> **Extrait fourni**
Les résultats de la 44e élection fédérale du Canada sont maintenant connus et la répartition des sièges entre les partis n’a guère changé. Dans cette vidéo, l’économiste en chef Eric Lascelles passe en revue les plans visant le logement, l’impôt et les initiatives vertes, entre autres, que le parti libéral, tout juste réélu, a remaniés. Il analyse également la réaction des marchés financiers jusqu’à présent. (en anglais seulement)
Durée : 7 minutes 15 secondes |
Transcription
Les élections fédérales du Canada se sont soldées par une victoire libérale minoritaire, selon les sondages et les prévisions de l’ultime semaine de la campagne.
Cependant, cette courte campagne s’est montrée plutôt volatile. Au début de la campagne, un gouvernement libéral majoritaire semblait se dessiner. Vers le milieu de la campagne, la possibilité d’un gouvernement conservateur minoritaire est apparue. Mais à la fin de la campagne, les prévisions sont revenues au statu quo.
Et si nous regardons la répartition des sièges en ce moment, elle est très comparable à la répartition d’avant les élections. Nous pouvons dire que les libéraux semblent avoir gagné 1 siège, et en détiennent 158. Les conservateurs auraient perdu 2 sièges, et en auraient maintenant 119. Il y a eu une légère avancée du Bloc, et une légère avancée du NPD. Mais en réalité, il y a presque un statu quo, pas seulement en ce qui concerne le gouvernement minoritaire, mais aussi dans la manière dont chaque parti s’en est sorti.

> **À faire**
**A)** Dans le texte sur l'élection fédérale canadienne, combien de sièges les conservateurs auraient-ils maintenant ?
**B)** Selon le texte sur l'élection fédérale canadienne, pourquoi la courte campagne est-elle dite plutôt volatile ? Réponds en une à trois phrases.
**C)** Prolonge le texte sur l'élection fédérale canadienne à partir de sa dernière phrase.

> **Extraits des entrées**
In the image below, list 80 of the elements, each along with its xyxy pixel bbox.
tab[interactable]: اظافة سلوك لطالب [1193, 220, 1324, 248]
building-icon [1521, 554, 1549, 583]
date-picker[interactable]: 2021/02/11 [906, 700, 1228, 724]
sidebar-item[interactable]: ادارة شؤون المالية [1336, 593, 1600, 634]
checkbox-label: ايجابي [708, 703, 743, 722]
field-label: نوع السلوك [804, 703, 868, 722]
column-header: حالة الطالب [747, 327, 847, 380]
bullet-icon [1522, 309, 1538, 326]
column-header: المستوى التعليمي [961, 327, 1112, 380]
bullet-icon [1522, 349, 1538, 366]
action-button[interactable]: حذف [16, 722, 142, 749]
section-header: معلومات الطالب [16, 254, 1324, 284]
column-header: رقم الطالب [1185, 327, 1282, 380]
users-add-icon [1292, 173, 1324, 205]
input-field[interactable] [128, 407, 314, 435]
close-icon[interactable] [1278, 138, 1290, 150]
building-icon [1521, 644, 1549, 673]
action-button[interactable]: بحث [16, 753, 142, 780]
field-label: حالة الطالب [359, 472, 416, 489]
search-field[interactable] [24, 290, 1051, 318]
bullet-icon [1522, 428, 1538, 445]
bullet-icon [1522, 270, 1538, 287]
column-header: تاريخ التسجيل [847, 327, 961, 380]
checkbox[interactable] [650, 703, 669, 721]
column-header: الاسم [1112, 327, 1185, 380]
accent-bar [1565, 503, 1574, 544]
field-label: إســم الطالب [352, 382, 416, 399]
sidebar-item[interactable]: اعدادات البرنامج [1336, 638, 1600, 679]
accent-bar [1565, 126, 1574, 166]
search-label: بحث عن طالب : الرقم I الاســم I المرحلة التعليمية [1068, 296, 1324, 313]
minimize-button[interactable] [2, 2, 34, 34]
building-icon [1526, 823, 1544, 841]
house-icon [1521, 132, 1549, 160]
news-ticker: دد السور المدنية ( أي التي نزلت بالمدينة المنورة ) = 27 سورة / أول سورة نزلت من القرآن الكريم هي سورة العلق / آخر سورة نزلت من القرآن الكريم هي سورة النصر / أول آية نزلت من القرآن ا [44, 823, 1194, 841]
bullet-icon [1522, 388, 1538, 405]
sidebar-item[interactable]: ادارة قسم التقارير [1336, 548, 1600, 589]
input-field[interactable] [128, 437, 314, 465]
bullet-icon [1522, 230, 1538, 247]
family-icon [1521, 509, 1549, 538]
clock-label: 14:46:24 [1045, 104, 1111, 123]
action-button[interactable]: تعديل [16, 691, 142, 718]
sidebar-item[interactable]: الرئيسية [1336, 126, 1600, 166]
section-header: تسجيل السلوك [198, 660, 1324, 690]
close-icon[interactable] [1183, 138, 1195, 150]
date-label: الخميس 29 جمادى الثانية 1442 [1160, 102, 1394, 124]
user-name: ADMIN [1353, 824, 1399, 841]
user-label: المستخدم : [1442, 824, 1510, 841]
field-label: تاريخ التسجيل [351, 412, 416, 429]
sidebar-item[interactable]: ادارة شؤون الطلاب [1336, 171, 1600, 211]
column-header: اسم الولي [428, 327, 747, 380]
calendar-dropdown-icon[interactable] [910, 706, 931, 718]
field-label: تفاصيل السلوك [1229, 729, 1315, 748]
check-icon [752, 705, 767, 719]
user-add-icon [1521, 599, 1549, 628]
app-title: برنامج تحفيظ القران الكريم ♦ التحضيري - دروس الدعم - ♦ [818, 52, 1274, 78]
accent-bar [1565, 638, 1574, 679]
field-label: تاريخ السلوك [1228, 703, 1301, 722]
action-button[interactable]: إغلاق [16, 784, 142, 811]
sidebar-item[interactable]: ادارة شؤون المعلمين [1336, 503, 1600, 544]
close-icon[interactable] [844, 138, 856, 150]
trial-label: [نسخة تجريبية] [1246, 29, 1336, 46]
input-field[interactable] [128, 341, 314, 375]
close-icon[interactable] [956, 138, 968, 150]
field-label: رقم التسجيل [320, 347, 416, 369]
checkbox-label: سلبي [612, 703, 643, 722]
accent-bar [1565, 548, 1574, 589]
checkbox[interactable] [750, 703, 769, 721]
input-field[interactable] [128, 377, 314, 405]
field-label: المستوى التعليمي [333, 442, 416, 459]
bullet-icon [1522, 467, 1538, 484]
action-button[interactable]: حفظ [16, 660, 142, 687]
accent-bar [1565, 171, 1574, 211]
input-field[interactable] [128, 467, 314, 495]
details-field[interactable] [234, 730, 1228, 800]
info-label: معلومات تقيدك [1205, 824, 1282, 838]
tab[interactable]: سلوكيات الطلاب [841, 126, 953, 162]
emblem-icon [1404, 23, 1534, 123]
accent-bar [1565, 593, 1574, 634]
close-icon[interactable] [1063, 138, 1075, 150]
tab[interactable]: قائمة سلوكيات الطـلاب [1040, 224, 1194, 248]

> **En réponse**
**A)** Ils en auraient 119, après en avoir perdu 2.

**B)** Les prévisions ont changé plusieurs fois pendant la campagne. Au début, on voyait venir un gouvernement libéral majoritaire, puis un gouvernement conservateur minoritaire semblait possible vers le milieu. À la fin, les prévisions sont revenues au statu quo.

**C)**
Je dois préciser que le dépouillement des votes n’est pas terminé. Il existait encore plus d’un million de votes par la poste qui n’avaient pas été comptés officiellement après la fermeture des bureaux de vote. En outre, la procédure est plus compliquée que pour les autres votes, parce que les préposés au scrutin doivent s’assurer que ces électeurs n’ont pas également voté en personne. Il y a donc une procédure de recoupement qui prendra du temps. Par conséquent, nous ne pouvons pas dire que nous connaissons les chiffres précis, mais il semble assez probable que nous aurons un gouvernement libéral minoritaire.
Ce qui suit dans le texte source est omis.